• SUPPLIED TEXT:
Phase II Study of Docetaxel Before Degarelix in Patients With Newly Diagnosed Metastatic Prostate Cancer.

NCT ID: NCT03069937

Last Updated: 2025-10-15

Basic Information

• Recruitment Status: COMPLETED
• Clinical Phase: PHASE2
• Total Enrollment: 52 participants
• Study Classification: INTERVENTIONAL
• Study Start Date: 2017-03-01
• Study Completion Date: 2024-12-11

Brief Summary

The purpose of this study is to look at patient outcomes when docetaxel is started prior to ADT with degarelix.

Detailed Description

This study will look at two drugs, docetaxel and degarelix, which are both FDA approved for the treatment of prostate cancer. Docetaxel is a standard chemotherapy treatment for metastatic prostate cancer. Degarelix is an androgen deprivation therapy (ADT) agent that decreases the amount of testosterone in the body, which helps to fight tumor growth. Usually, docetaxel is given after ADT. This study will look at how your cancer changes when docetaxel is started before ADT. You are being asked to participate in this study because you have metastatic prostate cancer that can be treated with docetaxel and ADT.

Conditions

Metastatic Prostatic Adenocarcinoma

Study Design

• Allocation Method: NA
• Intervention Model: SINGLE_GROUP
• Primary Study Purpose: TREATMENT
• Blinding Strategy: NONE

Study Groups

Docetaxel + Degarelix

Docetaxel (TAXOTERE) will be given for up to 6 cycles every 21 days. During the 5th and 6th cycles, degarelix (Firmagon) will be administered on Cycle 5 day 1 and cycle 6 day 8. After cycle 6, degarelix will continue to be given every 28 days for a 5 more doses, for a total of 7 doses.

Group Type: EXPERIMENTAL

Docetaxel

Intervention Type: DRUG

The docetaxel dose is a 75mg/m2 intravenous (given through the vein) injection.

Degarelix

Intervention Type: DRUG

Degarelix will be given as a subcutaneous (given under the skin) injection in the abdomen. The first dose will be a 240mg dose; all other doses will be 80 mg.

Interventions

Docetaxel

The docetaxel dose is a 75mg/m2 intravenous (given through the vein) injection.

Intervention Type: DRUG

Degarelix

Degarelix will be given as a subcutaneous (given under the skin) injection in the abdomen. The first dose will be a 240mg dose; all other doses will be 80 mg.

• EXCERPTED DATA:
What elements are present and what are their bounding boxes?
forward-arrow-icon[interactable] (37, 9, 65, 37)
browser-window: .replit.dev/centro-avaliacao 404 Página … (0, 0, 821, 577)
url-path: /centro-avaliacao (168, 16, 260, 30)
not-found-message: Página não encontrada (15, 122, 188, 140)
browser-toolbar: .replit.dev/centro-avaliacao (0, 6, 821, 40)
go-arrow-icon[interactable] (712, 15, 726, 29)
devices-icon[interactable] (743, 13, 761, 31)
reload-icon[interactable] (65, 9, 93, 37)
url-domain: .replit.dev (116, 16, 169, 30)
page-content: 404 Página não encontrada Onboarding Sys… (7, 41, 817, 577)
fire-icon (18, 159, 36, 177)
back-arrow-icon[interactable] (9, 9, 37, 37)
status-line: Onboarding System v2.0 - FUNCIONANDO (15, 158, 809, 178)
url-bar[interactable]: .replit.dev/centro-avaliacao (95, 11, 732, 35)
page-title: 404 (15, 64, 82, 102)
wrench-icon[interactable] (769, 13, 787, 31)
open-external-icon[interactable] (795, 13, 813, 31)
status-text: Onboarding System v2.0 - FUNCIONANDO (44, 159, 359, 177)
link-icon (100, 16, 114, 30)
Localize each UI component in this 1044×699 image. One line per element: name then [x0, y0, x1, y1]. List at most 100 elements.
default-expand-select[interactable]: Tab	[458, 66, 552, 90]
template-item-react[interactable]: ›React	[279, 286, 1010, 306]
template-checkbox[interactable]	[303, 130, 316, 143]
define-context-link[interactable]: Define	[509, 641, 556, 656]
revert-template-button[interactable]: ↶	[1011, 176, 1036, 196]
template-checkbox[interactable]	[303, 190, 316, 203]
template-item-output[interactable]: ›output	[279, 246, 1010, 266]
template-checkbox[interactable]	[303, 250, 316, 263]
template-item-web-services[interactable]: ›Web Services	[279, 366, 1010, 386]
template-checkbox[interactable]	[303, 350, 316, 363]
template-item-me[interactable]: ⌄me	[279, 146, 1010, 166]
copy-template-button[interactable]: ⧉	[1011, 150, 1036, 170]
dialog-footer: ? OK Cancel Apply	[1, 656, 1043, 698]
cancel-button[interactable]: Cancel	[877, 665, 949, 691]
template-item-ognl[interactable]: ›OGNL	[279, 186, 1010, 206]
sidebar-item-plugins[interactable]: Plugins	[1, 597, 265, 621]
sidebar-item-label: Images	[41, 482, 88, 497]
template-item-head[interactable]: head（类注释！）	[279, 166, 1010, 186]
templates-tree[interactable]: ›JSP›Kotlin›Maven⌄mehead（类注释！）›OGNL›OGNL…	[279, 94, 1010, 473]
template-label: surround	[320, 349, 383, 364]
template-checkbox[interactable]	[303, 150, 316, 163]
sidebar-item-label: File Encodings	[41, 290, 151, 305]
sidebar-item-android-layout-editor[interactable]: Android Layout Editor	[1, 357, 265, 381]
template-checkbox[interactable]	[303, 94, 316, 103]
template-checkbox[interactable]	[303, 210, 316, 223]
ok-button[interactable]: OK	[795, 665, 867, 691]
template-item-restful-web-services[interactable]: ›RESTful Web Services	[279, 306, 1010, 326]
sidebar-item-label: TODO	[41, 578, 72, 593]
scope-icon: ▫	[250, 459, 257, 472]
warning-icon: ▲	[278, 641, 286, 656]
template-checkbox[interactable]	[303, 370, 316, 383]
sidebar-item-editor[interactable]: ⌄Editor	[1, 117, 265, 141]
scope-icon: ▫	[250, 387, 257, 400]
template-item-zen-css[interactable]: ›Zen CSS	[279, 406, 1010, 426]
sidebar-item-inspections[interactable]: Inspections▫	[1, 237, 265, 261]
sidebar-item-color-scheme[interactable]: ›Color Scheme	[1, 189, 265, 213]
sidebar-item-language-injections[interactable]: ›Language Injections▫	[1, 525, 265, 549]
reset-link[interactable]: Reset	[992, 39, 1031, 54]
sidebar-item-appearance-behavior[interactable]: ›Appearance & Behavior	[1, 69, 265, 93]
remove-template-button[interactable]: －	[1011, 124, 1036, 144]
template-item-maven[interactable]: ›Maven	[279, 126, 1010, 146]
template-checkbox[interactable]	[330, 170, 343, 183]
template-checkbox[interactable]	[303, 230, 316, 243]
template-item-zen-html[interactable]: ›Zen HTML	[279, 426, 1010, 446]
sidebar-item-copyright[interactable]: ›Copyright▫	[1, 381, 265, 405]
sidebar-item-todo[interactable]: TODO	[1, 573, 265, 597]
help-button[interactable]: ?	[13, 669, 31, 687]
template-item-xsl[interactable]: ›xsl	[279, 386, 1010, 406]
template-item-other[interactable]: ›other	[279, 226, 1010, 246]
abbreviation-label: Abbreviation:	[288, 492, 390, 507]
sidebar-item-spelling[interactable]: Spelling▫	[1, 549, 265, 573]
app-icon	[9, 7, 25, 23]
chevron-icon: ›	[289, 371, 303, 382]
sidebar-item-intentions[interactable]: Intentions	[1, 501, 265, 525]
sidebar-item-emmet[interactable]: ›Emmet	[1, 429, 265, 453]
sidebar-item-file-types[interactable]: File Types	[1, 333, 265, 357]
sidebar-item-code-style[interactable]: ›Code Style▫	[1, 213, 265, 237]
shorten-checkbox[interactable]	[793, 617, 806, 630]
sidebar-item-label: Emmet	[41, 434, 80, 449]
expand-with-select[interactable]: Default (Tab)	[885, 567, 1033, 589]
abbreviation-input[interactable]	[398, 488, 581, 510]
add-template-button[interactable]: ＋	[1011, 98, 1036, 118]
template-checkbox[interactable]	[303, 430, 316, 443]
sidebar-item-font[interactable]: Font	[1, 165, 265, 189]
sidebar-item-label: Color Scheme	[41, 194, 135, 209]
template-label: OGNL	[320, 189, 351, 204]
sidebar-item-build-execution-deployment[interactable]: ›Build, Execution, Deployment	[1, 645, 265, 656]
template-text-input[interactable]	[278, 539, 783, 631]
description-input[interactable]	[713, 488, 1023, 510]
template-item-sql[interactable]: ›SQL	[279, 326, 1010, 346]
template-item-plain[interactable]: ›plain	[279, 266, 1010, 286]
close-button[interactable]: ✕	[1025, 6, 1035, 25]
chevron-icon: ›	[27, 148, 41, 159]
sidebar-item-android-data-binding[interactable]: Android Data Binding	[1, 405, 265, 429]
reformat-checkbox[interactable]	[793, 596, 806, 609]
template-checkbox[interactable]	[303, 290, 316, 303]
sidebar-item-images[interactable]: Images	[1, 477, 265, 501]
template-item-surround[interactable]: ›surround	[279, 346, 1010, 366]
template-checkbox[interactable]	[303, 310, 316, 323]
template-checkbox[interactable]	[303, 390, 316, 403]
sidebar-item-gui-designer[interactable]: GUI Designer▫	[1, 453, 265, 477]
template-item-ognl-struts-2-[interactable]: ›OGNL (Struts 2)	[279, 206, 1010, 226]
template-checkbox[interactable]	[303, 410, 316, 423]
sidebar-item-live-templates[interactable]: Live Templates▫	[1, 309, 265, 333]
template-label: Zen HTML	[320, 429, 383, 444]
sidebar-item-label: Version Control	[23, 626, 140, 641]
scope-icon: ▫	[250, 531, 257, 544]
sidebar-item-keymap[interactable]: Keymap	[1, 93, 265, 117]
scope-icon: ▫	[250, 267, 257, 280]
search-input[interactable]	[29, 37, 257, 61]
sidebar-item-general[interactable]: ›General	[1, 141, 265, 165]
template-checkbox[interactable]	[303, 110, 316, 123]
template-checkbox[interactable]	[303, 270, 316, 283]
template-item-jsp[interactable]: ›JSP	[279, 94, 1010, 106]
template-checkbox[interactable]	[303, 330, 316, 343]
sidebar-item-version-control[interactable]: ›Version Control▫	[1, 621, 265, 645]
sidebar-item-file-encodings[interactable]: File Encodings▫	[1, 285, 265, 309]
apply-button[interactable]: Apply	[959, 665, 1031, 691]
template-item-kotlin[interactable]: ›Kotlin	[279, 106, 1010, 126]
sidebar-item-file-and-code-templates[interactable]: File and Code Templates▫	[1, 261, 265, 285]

• PROBLEM STATEMENT: Continue the docetaxel and degarelix study listing from its final line.

• RESPONSE TO THIS TASK:
Intervention Type: DRUG

Other Intervention Names

taxotere; Firmagon

Eligibility Criteria

Inclusion Criteria

1. Histological or cytological diagnosis of adenocarcinoma of the prostate.

2. Metastatic disease identified via radiographic assessment by CT scans of the chest, abdomen, pelvis, and nuclear bone scan. MRI may be used if deemed necessary by the investigator. See Section 8.5 for more details about radiographic assessment requirements.

More specifically, patients must have at least one of the following at time of study enrollment:

1. Any visceral metastases identified by CT scans or MRI.

2. Site(s) of bony metastasis identified by nuclear bone scan, MRI, and/or CT scan.

3. Lymph node based disease not considered to be within a single radiation therapy port (e.g. at or above the aortic bifurcation.)

3. Non-castrate testosterone level, >50 ng/dl, at study enrollment.

4. Age greater than or equal to 18 years.

5. ECOG performance status 0-2.

6. Meet the following hematologic criteria within 14 days of enrollment to trial:

1. Absolute neutrophil count > 1,500/mm3

2. Hemoglobin > 8.0 g/dl (may be transfused)

3. Platelet count > 100,000 mm3

7. Have adequate end-organ function as defined by the following parameters. All lab values must be obtained within 14 days of enrollment to trial:

1. Creatinine clearance of > 30 ml/min. Creatinine clearance should be determined by the Cockcroft-Gault formula (Appendix A)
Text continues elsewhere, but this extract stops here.